+++ Entries +++
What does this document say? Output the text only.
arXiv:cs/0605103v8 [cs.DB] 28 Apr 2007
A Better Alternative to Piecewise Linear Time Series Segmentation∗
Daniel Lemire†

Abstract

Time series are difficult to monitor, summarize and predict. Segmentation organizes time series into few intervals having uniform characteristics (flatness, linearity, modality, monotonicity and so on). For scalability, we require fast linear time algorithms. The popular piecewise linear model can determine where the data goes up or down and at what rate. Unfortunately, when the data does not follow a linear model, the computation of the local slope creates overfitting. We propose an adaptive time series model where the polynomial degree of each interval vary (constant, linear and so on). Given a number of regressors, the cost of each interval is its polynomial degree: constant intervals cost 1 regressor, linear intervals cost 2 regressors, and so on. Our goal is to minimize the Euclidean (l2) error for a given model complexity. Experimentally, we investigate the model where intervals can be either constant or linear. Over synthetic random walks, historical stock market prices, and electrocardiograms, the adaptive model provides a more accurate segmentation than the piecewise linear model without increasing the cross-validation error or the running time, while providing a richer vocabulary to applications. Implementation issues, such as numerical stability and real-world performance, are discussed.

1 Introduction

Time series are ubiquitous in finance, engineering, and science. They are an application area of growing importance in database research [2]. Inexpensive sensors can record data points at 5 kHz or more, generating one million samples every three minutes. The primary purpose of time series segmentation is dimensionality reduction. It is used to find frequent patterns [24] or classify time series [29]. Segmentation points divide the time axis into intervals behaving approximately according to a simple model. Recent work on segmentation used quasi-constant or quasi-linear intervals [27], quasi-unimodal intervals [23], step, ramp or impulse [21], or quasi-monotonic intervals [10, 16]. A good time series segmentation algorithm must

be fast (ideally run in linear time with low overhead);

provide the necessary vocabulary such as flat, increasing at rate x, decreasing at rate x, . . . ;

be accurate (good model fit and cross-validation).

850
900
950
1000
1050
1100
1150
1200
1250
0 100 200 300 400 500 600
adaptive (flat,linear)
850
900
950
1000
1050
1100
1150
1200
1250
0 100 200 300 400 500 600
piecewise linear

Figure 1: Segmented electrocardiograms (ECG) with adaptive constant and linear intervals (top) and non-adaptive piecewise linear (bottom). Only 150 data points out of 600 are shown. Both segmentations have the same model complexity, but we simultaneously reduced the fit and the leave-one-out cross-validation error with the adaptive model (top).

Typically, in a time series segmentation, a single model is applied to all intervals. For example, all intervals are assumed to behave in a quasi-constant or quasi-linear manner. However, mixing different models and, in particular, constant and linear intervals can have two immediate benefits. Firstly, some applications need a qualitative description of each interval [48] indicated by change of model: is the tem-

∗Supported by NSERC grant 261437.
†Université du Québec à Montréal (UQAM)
+++
+++ Entries +++
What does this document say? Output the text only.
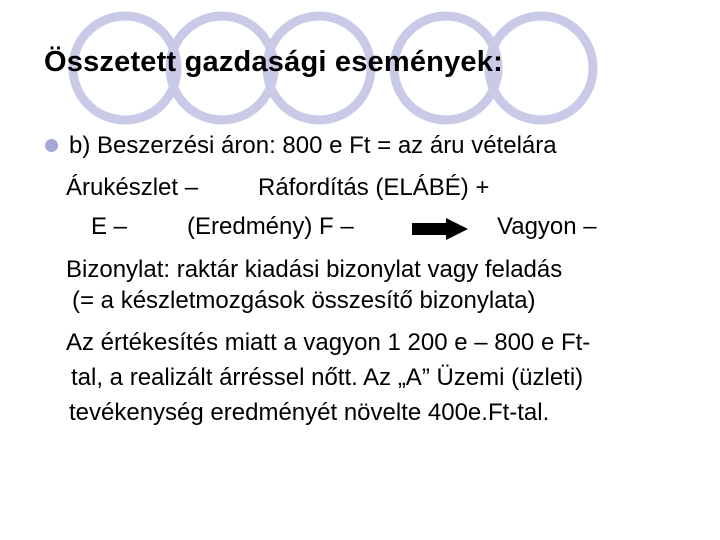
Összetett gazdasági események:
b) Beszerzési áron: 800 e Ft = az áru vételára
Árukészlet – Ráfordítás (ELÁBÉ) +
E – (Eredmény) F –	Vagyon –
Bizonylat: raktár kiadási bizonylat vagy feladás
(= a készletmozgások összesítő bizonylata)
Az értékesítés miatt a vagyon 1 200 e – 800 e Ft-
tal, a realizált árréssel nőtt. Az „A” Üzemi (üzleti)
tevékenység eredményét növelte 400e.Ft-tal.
+++
**Required work:** Wherever the word "accurate" occurs in a line of the listing, copy that line.

**Solution for this problem:**
Time series are difficult to monitor, summarize and predict. Segmentation organizes time series into few intervals having uniform characteristics (flatness, linearity, modality, monotonicity and so on). For scalability, we require fast linear time algorithms. The popular piecewise linear model can determine where the data goes up or down and at what rate. Unfortunately, when the data does not follow a linear model, the computation of the local slope creates overfitting. We propose an adaptive time series model where the polynomial degree of each interval vary (constant, linear and so on). Given a number of regressors, the cost of each interval is its polynomial degree: constant intervals cost 1 regressor, linear intervals cost 2 regressors, and so on. Our goal is to minimize the Euclidean (l2) error for a given model complexity. Experimentally, we investigate the model where intervals can be either constant or linear. Over synthetic random walks, historical stock market prices, and electrocardiograms, the adaptive model provides a more accurate segmentation than the piecewise linear model without increasing the cross-validation error or the running time, while providing a richer vocabulary to applications. Implementation issues, such as numerical stability and real-world performance, are discussed.
be accurate (good model fit and cross-validation).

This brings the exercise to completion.